EXERCISE: Could you express every line of the rows below as a Markdown table with the columns Number and Entry, giving each line its number and leaving out any blank lines?
[START]
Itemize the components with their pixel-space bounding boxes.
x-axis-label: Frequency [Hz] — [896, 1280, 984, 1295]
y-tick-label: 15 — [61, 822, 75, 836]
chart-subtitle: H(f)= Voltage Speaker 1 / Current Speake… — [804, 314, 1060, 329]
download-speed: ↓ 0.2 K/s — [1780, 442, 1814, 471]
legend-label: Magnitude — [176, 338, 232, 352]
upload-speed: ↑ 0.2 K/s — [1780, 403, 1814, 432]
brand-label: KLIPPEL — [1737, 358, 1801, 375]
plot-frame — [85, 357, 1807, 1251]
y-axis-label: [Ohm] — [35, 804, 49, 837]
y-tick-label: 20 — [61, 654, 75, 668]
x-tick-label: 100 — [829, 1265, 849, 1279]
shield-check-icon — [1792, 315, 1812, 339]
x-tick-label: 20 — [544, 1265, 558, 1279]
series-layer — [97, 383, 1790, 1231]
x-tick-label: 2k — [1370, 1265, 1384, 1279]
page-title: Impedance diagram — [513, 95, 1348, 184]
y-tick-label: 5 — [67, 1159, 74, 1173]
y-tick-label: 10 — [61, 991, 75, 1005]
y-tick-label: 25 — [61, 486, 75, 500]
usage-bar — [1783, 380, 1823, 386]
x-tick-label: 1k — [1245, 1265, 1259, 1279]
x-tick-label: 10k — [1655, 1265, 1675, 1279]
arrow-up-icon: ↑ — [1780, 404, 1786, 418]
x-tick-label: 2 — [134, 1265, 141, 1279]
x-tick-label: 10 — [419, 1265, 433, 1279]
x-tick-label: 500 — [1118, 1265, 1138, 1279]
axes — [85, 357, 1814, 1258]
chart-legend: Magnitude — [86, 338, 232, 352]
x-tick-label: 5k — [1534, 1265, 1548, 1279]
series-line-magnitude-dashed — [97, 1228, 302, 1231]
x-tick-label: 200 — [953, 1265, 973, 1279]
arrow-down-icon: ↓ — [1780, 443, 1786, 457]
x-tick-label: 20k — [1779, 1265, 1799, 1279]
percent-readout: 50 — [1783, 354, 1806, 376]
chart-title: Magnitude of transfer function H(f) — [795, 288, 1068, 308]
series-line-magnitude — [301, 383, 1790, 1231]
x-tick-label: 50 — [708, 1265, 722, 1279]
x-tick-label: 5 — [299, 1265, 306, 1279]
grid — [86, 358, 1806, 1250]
[END]
FULL ANSWER:
| Number | Entry |
|---|---|
| 1 | Itemize the components with their pixel-space bounding boxes. |
| 2 | x-axis-label: Frequency [Hz] — [896, 1280, 984, 1295] |
| 3 | y-tick-label: 15 — [61, 822, 75, 836] |
| 4 | chart-subtitle: H(f)= Voltage Speaker 1 / Current Speake… — [804, 314, 1060, 329] |
| 5 | download-speed: ↓ 0.2 K/s — [1780, 442, 1814, 471] |
| 6 | legend-label: Magnitude — [176, 338, 232, 352] |
| 7 | upload-speed: ↑ 0.2 K/s — [1780, 403, 1814, 432] |
| 8 | brand-label: KLIPPEL — [1737, 358, 1801, 375] |
| 9 | plot-frame — [85, 357, 1807, 1251] |
| 10 | y-axis-label: [Ohm] — [35, 804, 49, 837] |
| 11 | y-tick-label: 20 — [61, 654, 75, 668] |
| 12 | x-tick-label: 100 — [829, 1265, 849, 1279] |
| 13 | shield-check-icon — [1792, 315, 1812, 339] |
| 14 | x-tick-label: 20 — [544, 1265, 558, 1279] |
| 15 | series-layer — [97, 383, 1790, 1231] |
| 16 | x-tick-label: 2k — [1370, 1265, 1384, 1279] |
| 17 | page-title: Impedance diagram — [513, 95, 1348, 184] |
| 18 | y-tick-label: 5 — [67, 1159, 74, 1173] |
| 19 | y-tick-label: 10 — [61, 991, 75, 1005] |
| 20 | y-tick-label: 25 — [61, 486, 75, 500] |
| 21 | usage-bar — [1783, 380, 1823, 386] |
| 22 | x-tick-label: 1k — [1245, 1265, 1259, 1279] |
| 23 | x-tick-label: 10k — [1655, 1265, 1675, 1279] |
| 24 | arrow-up-icon: ↑ — [1780, 404, 1786, 418] |
| 25 | x-tick-label: 2 — [134, 1265, 141, 1279] |
| 26 | x-tick-label: 10 — [419, 1265, 433, 1279] |
| 27 | x-tick-label: 500 — [1118, 1265, 1138, 1279] |
| 28 | axes — [85, 357, 1814, 1258] |
| 29 | chart-legend: Magnitude — [86, 338, 232, 352] |
| 30 | x-tick-label: 5k — [1534, 1265, 1548, 1279] |
| 31 | series-line-magnitude-dashed — [97, 1228, 302, 1231] |
| 32 | x-tick-label: 200 — [953, 1265, 973, 1279] |
| 33 | arrow-down-icon: ↓ — [1780, 443, 1786, 457] |
| 34 | x-tick-label: 20k — [1779, 1265, 1799, 1279] |
| 35 | percent-readout: 50 — [1783, 354, 1806, 376] |
| 36 | chart-title: Magnitude of transfer function H(f) — [795, 288, 1068, 308] |
| 37 | series-line-magnitude — [301, 383, 1790, 1231] |
| 38 | x-tick-label: 50 — [708, 1265, 722, 1279] |
| 39 | x-tick-label: 5 — [299, 1265, 306, 1279] |
| 40 | grid — [86, 358, 1806, 1250] |